Start of DATA FOR THIS TASK

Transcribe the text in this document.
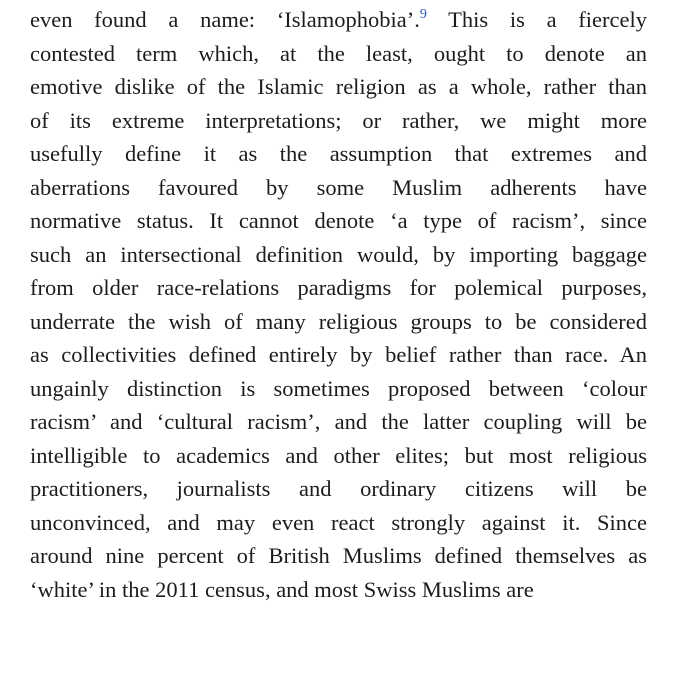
even found a name: ‘Islamophobia’.$^9$ This is a fiercely
contested term which, at the least, ought to denote an
emotive dislike of the Islamic religion as a whole, rather than
of its extreme interpretations; or rather, we might more
usefully define it as the assumption that extremes and
aberrations favoured by some Muslim adherents have
normative status. It cannot denote ‘a type of racism’, since
such an intersectional definition would, by importing baggage
from older race-relations paradigms for polemical purposes,
underrate the wish of many religious groups to be considered
as collectivities defined entirely by belief rather than race. An
ungainly distinction is sometimes proposed between ‘colour
racism’ and ‘cultural racism’, and the latter coupling will be
intelligible to academics and other elites; but most religious
practitioners, journalists and ordinary citizens will be
unconvinced, and may even react strongly against it. Since
around nine percent of British Muslims defined themselves as
‘white’ in the 2011 census, and most Swiss Muslims are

End of DATA FOR THIS TASK

→ TASK TO COMPLETE: Pull every line containing "will" from the data.

→ RESULT OF THIS EXERCISE:
racism’ and ‘cultural racism’, and the latter coupling will be
practitioners, journalists and ordinary citizens will be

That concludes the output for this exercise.